## STATED GOAL
Leaving out the pictures, retype all the material exactly.

## BEGIN EXERCISE MATERIAL

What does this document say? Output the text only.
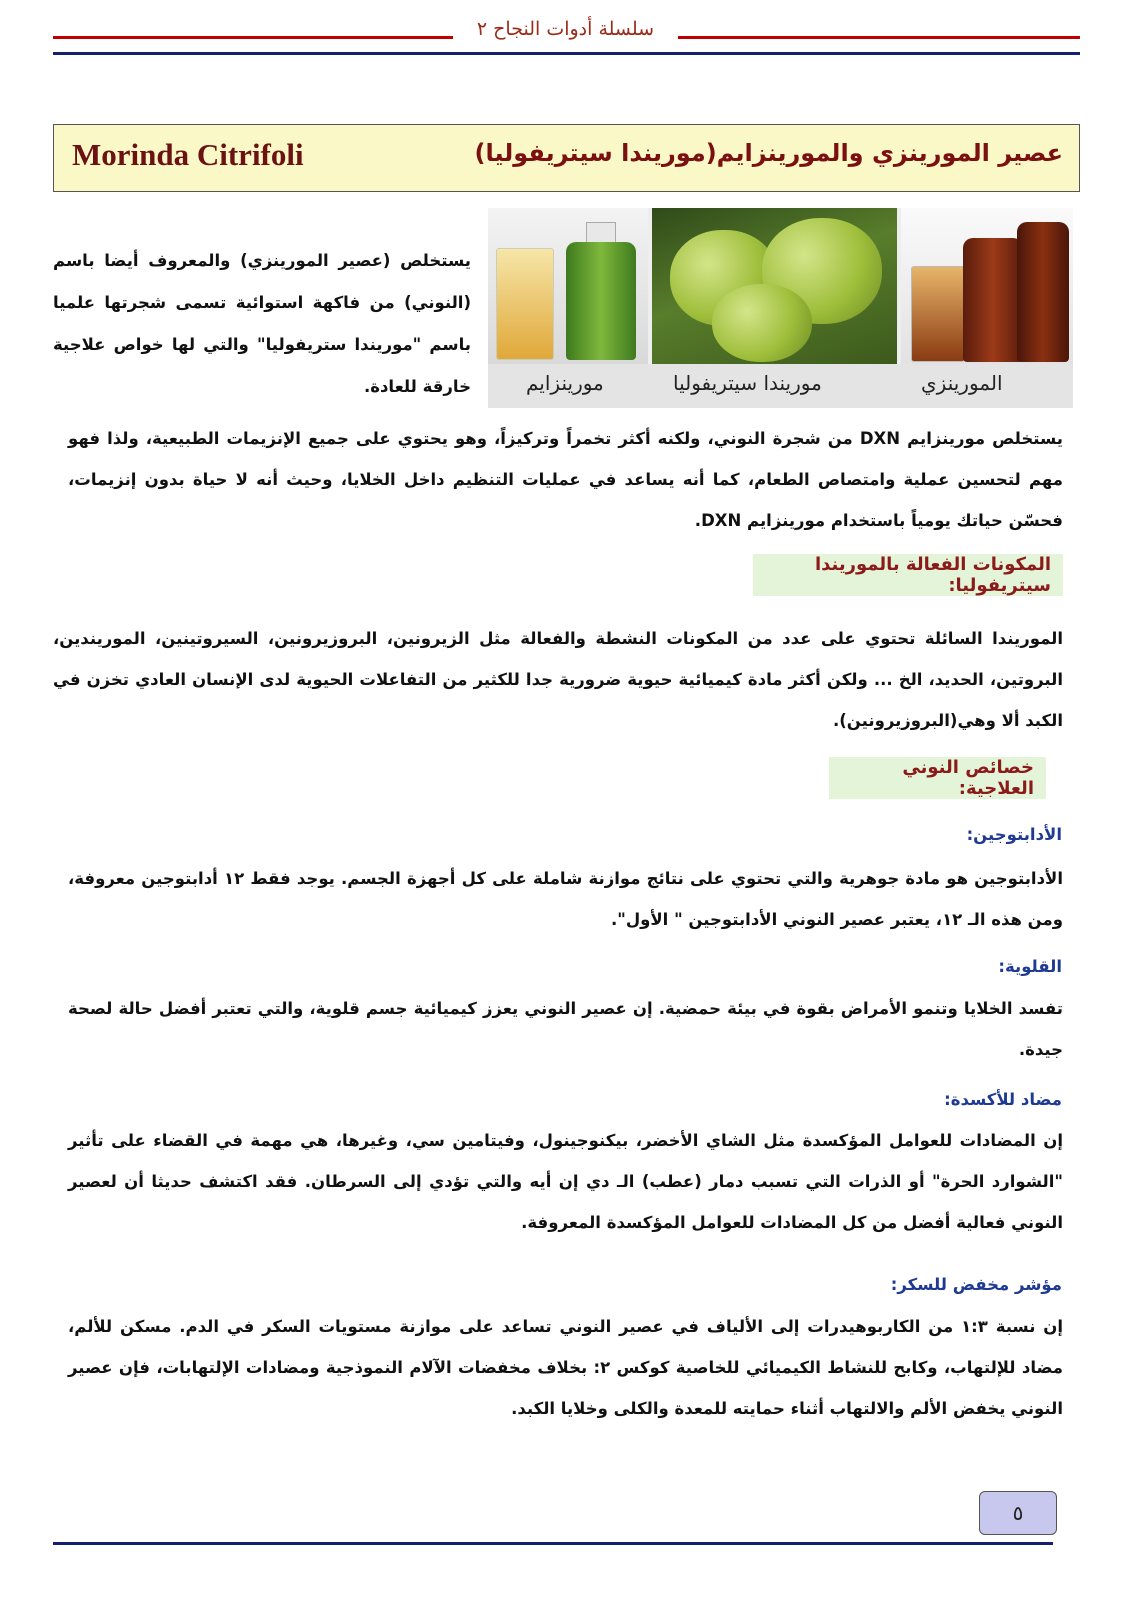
سلسلة أدوات النجاح ٢
عصير المورينزي والمورينزايم(موريندا سيتريفوليا)
Morinda Citrifoli
مورينزايم	موريندا سيتريفوليا	المورينزي

يستخلص (عصير المورينزي) والمعروف أيضا باسم (النوني) من فاكهة استوائية تسمى شجرتها علميا باسم "موريندا ستريفوليا" والتي لها خواص علاجية خارقة للعادة.

يستخلص مورينزايم DXN من شجرة النوني، ولكنه أكثر تخمراً وتركيزاً، وهو يحتوي على جميع الإنزيمات الطبيعية، ولذا فهو مهم لتحسين عملية وامتصاص الطعام، كما أنه يساعد في عمليات التنظيم داخل الخلايا، وحيث أنه لا حياة بدون إنزيمات، فحسّن حياتك يومياً باستخدام مورينزايم DXN.

المكونات الفعالة بالموريندا سيتريفوليا:

الموريندا السائلة تحتوي على عدد من المكونات النشطة والفعالة مثل الزيرونين، البروزيرونين، السيروتينين، الموريندين، البروتين، الحديد، الخ ... ولكن أكثر مادة كيميائية حيوية ضرورية جدا للكثير من التفاعلات الحيوية لدى الإنسان العادي تخزن في الكبد ألا وهي(البروزيرونين).

خصائص النوني العلاجية:
الأدابتوجين:

الأدابتوجين هو مادة جوهرية والتي تحتوي على نتائج موازنة شاملة على كل أجهزة الجسم. يوجد فقط ١٢ أدابتوجين معروفة، ومن هذه الـ ١٢، يعتبر عصير النوني الأدابتوجين " الأول".

القلوية:

تفسد الخلايا وتنمو الأمراض بقوة في بيئة حمضية. إن عصير النوني يعزز كيميائية جسم قلوية، والتي تعتبر أفضل حالة لصحة جيدة.

مضاد للأكسدة:

إن المضادات للعوامل المؤكسدة مثل الشاي الأخضر، بيكنوجينول، وفيتامين سي، وغيرها، هي مهمة في القضاء على تأثير "الشوارد الحرة" أو الذرات التي تسبب دمار (عطب) الـ دي إن أيه والتي تؤدي إلى السرطان. فقد اكتشف حديثا أن لعصير النوني فعالية أفضل من كل المضادات للعوامل المؤكسدة المعروفة.

مؤشر مخفض للسكر:

إن نسبة ١:٣ من الكاربوهيدرات إلى الألياف في عصير النوني تساعد على موازنة مستويات السكر في الدم. مسكن للألم، مضاد للإلتهاب، وكابح للنشاط الكيميائي للخاصية كوكس ٢: بخلاف مخفضات الآلام النموذجية ومضادات الإلتهابات، فإن عصير النوني يخفض الألم والالتهاب أثناء حمايته للمعدة والكلى وخلايا الكبد.

٥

## END EXERCISE MATERIAL

## REPLY
What does this document say? Output the text only.
سلسلة أدوات النجاح ٢
عصير المورينزي والمورينزايم(موريندا سيتريفوليا)
Morinda Citrifoli
مورينزايم	موريندا سيتريفوليا	المورينزي

يستخلص (عصير المورينزي) والمعروف أيضا باسم (النوني) من فاكهة استوائية تسمى شجرتها علميا باسم "موريندا ستريفوليا" والتي لها خواص علاجية خارقة للعادة.

يستخلص مورينزايم DXN من شجرة النوني، ولكنه أكثر تخمراً وتركيزاً، وهو يحتوي على جميع الإنزيمات الطبيعية، ولذا فهو مهم لتحسين عملية وامتصاص الطعام، كما أنه يساعد في عمليات التنظيم داخل الخلايا، وحيث أنه لا حياة بدون إنزيمات، فحسّن حياتك يومياً باستخدام مورينزايم DXN.

المكونات الفعالة بالموريندا سيتريفوليا:

الموريندا السائلة تحتوي على عدد من المكونات النشطة والفعالة مثل الزيرونين، البروزيرونين، السيروتينين، الموريندين، البروتين، الحديد، الخ ... ولكن أكثر مادة كيميائية حيوية ضرورية جدا للكثير من التفاعلات الحيوية لدى الإنسان العادي تخزن في الكبد ألا وهي(البروزيرونين).

خصائص النوني العلاجية:
الأدابتوجين:

الأدابتوجين هو مادة جوهرية والتي تحتوي على نتائج موازنة شاملة على كل أجهزة الجسم. يوجد فقط ١٢ أدابتوجين معروفة، ومن هذه الـ ١٢، يعتبر عصير النوني الأدابتوجين " الأول".

القلوية:

تفسد الخلايا وتنمو الأمراض بقوة في بيئة حمضية. إن عصير النوني يعزز كيميائية جسم قلوية، والتي تعتبر أفضل حالة لصحة جيدة.

مضاد للأكسدة:

إن المضادات للعوامل المؤكسدة مثل الشاي الأخضر، بيكنوجينول، وفيتامين سي، وغيرها، هي مهمة في القضاء على تأثير "الشوارد الحرة" أو الذرات التي تسبب دمار (عطب) الـ دي إن أيه والتي تؤدي إلى السرطان. فقد اكتشف حديثا أن لعصير النوني فعالية أفضل من كل المضادات للعوامل المؤكسدة المعروفة.

مؤشر مخفض للسكر:

إن نسبة ١:٣ من الكاربوهيدرات إلى الألياف في عصير النوني تساعد على موازنة مستويات السكر في الدم. مسكن للألم، مضاد للإلتهاب، وكابح للنشاط الكيميائي للخاصية كوكس ٢: بخلاف مخفضات الآلام النموذجية ومضادات الإلتهابات، فإن عصير النوني يخفض الألم والالتهاب أثناء حمايته للمعدة والكلى وخلايا الكبد.

٥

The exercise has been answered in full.